• INSTRUCTION 1
From the article on community television in Canada, extract the passage between "Form of media in" and "local cable company.", inclusive.

• TEXT PROVIDED
-=-=-=-=-

= Community television in Canada =

Form of media in Canada

Community television in Canada is a form of media that carries programming of local community interest produced by a cable television company and by independent community groups and distributed by a local cable company.

A community channel is a form of community television, much like public-access television cable TV in the United States and other forms of citizen-produced content. The provision of a community channel is required by CRTC regulations governing the licensing of cable companies. Cable companies are required to allocate a small percentage of cable subscription revenues for the provision of a community channel. As of 2009, this amounted to over $116 million annually in Canada. The community channel is viewed as a public trust that the cable companies manage on behalf of the Canadian public.

In 2016, the CRTC enacted rules allowing television providers in metropolitan markets (population of 1 million or higher) to allocate the required investment to the local news departments of a co-owned terrestrial television station instead, in lieu of operating a community channel. In the wake of the changes, Rogers Cable and Shaw Cable began to wind down their community channels in larger regions to take advantage of this policy. Community television services remain mandatory among television providers in smaller markets (or if not co-owned by a local owner of broadcast stations).

==History==
In Canada, citizen media has roots going back to 1922 when filmmaker Robert Flaherty brought in an Inuk hunter to participate in Nanook of the North. In the 1960s this film was cited as an inspiration by a group of filmmakers associated with the National Film Board of Canada, whose Challenge for Change project was part of Canada's war on poverty. In 1967 Challenge for Change contributed to a prototype studio where people were free to help shape community media. More public access experiments followed. The Canadian Radio-television and Telecommunications Commission required cable companies to provide public access on July 16, 1971.

In 1997, the CRTC deregulated community television in Canada, causing a protracted period of political tension between cable companies and community groups. After complaints to the CRTC from the Canadian public, a policy review process was initiated, culminating in CRTC Decision 2002-61, a reinvigoration of the participatory elements of the community channel. Under 2002-61, community channels can be run by independent community groups, and up to one-half of the channel must be made available for independent community producers.

-=-=-=-=-

• SUPPLIED DATA
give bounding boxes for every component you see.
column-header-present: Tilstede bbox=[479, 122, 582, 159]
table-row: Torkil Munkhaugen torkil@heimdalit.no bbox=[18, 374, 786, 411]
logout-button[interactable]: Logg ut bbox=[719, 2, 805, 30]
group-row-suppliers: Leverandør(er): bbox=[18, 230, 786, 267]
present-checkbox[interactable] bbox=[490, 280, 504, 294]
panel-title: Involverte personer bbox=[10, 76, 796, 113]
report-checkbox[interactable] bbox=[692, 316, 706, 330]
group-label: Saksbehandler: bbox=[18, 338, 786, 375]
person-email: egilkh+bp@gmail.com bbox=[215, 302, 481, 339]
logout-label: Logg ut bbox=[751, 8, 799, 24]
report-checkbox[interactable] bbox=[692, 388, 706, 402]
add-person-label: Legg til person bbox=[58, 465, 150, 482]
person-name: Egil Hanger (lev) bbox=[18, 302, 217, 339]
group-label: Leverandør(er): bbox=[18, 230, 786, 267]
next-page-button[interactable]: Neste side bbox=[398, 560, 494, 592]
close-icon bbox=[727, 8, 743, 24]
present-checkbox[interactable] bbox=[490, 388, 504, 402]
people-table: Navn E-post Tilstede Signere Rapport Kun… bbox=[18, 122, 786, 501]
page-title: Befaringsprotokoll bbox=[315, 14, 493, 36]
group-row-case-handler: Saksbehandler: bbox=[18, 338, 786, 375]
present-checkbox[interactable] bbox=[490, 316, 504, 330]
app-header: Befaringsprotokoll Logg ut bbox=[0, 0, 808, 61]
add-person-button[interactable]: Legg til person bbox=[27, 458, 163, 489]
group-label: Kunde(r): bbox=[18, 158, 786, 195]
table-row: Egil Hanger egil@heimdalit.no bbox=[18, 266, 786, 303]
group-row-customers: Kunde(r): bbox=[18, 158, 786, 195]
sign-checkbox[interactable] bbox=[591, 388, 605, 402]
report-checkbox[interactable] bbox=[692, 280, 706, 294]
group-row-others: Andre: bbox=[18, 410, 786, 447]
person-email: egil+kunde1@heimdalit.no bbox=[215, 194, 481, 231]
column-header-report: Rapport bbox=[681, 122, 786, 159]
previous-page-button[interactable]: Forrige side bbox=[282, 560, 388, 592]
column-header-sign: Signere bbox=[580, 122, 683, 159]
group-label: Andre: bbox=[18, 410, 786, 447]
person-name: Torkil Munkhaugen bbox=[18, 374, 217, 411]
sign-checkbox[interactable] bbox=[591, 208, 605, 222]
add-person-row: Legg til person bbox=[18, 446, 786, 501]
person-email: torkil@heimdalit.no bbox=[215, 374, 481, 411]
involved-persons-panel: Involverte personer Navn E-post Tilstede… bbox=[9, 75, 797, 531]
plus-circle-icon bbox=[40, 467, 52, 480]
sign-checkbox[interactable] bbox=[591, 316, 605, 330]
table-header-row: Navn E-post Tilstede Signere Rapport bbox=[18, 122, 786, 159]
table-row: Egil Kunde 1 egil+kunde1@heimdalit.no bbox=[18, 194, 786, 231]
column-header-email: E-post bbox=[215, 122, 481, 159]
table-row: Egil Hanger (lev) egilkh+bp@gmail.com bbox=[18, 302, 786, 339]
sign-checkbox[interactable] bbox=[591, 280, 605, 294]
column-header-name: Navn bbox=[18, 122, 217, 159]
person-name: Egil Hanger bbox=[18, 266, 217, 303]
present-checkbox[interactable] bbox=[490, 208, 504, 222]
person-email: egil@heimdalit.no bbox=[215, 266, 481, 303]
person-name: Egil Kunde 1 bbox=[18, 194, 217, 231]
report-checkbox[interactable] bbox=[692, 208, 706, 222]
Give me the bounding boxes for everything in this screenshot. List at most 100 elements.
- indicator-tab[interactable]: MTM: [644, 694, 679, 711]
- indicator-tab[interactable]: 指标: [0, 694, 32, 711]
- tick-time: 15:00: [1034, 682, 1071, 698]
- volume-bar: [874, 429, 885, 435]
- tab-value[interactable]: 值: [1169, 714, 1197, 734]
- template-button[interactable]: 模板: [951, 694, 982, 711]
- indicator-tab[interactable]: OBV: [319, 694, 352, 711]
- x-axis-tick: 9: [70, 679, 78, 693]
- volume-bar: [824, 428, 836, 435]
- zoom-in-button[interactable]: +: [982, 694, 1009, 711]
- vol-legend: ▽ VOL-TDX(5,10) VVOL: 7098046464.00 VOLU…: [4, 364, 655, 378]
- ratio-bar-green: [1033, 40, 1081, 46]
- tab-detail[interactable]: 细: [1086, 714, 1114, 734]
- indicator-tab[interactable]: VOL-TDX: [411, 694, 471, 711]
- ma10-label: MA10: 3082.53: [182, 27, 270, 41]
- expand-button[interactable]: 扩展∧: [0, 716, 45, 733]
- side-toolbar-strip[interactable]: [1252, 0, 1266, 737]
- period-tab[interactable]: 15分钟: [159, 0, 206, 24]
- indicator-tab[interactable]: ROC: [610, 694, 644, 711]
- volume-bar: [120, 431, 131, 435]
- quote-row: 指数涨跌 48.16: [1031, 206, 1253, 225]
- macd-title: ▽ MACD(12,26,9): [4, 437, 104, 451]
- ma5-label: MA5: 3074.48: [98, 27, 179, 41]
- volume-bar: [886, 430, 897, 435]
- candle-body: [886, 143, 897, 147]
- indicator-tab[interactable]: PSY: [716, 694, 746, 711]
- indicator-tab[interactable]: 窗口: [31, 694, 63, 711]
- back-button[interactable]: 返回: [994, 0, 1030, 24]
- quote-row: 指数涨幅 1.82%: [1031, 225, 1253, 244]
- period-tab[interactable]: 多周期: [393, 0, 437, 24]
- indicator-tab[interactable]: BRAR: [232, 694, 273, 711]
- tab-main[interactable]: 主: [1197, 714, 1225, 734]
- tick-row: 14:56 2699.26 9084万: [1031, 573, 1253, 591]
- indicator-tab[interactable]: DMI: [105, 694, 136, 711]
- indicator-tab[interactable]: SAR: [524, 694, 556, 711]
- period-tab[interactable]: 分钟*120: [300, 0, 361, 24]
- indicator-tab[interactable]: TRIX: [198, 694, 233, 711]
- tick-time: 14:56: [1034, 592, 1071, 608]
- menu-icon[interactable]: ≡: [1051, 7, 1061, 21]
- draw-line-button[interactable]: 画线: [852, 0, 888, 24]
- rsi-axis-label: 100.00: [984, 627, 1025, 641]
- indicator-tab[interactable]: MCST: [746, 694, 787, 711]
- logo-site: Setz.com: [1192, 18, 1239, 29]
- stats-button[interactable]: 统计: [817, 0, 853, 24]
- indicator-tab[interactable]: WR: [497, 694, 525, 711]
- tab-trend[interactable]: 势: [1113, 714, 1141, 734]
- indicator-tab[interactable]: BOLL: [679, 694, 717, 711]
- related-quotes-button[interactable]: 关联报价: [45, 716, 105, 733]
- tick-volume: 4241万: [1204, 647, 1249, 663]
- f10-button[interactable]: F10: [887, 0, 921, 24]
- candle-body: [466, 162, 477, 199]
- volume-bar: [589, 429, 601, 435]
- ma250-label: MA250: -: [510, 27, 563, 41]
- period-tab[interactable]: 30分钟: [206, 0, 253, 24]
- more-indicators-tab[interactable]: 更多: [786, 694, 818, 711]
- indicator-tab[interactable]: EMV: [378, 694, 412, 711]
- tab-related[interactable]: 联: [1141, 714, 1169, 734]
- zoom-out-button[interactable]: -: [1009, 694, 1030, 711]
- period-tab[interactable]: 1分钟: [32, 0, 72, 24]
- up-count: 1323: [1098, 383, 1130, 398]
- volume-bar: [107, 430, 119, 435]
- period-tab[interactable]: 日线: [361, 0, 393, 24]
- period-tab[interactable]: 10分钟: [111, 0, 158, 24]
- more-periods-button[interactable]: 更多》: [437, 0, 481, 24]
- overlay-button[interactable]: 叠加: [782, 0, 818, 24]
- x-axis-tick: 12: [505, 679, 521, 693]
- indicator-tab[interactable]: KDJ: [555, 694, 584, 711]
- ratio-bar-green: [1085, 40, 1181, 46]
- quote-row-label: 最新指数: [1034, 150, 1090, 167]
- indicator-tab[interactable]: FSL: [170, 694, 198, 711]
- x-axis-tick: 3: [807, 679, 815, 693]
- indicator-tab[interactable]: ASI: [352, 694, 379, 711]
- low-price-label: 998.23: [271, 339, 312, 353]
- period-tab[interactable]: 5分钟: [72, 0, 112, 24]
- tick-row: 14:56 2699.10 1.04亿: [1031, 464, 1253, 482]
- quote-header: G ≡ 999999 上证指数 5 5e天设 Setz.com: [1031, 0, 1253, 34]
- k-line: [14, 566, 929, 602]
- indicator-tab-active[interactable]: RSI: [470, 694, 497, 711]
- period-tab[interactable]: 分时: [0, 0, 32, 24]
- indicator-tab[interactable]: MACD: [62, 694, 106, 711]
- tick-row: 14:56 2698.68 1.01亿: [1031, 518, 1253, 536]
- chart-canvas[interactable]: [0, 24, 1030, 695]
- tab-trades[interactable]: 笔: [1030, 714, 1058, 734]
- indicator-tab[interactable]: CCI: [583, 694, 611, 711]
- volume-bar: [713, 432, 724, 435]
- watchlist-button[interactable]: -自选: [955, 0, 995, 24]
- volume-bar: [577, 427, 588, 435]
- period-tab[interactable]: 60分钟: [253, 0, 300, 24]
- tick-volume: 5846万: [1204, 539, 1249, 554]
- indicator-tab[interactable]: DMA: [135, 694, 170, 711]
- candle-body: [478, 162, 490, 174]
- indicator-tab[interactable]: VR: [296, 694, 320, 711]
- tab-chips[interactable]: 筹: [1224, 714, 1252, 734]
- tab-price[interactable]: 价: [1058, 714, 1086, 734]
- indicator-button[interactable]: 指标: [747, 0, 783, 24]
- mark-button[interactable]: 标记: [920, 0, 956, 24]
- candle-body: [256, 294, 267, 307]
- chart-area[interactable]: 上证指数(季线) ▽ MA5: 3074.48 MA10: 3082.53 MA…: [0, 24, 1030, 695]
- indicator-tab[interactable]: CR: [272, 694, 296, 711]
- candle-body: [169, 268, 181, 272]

-=-=-=-=-

• INSTRUCTION 2
Put the rows of the first block, from their first line through the line containing "group-label: Leverandør(er): bbox=[18, 230, 786, 267]", into a Markdown table with the columns Number and Row line. Leave out blank lines.

• WRITTEN SOLUTION 1
Form of media in Canada

Community television in Canada is a form of media that carries programming of local community interest produced by a cable television company and by independent community groups and distributed by a local cable company.

• WRITTEN SOLUTION 2
| Number | Row line |
|---|---|
| 1 | give bounding boxes for every component you see. |
| 2 | column-header-present: Tilstede bbox=[479, 122, 582, 159] |
| 3 | table-row: Torkil Munkhaugen torkil@heimdalit.no bbox=[18, 374, 786, 411] |
| 4 | logout-button[interactable]: Logg ut bbox=[719, 2, 805, 30] |
| 5 | group-row-suppliers: Leverandør(er): bbox=[18, 230, 786, 267] |
| 6 | present-checkbox[interactable] bbox=[490, 280, 504, 294] |
| 7 | panel-title: Involverte personer bbox=[10, 76, 796, 113] |
| 8 | report-checkbox[interactable] bbox=[692, 316, 706, 330] |
| 9 | group-label: Saksbehandler: bbox=[18, 338, 786, 375] |
| 10 | person-email: egilkh+bp@gmail.com bbox=[215, 302, 481, 339] |
| 11 | logout-label: Logg ut bbox=[751, 8, 799, 24] |
| 12 | report-checkbox[interactable] bbox=[692, 388, 706, 402] |
| 13 | add-person-label: Legg til person bbox=[58, 465, 150, 482] |
| 14 | person-name: Egil Hanger (lev) bbox=[18, 302, 217, 339] |
| 15 | group-label: Leverandør(er): bbox=[18, 230, 786, 267] |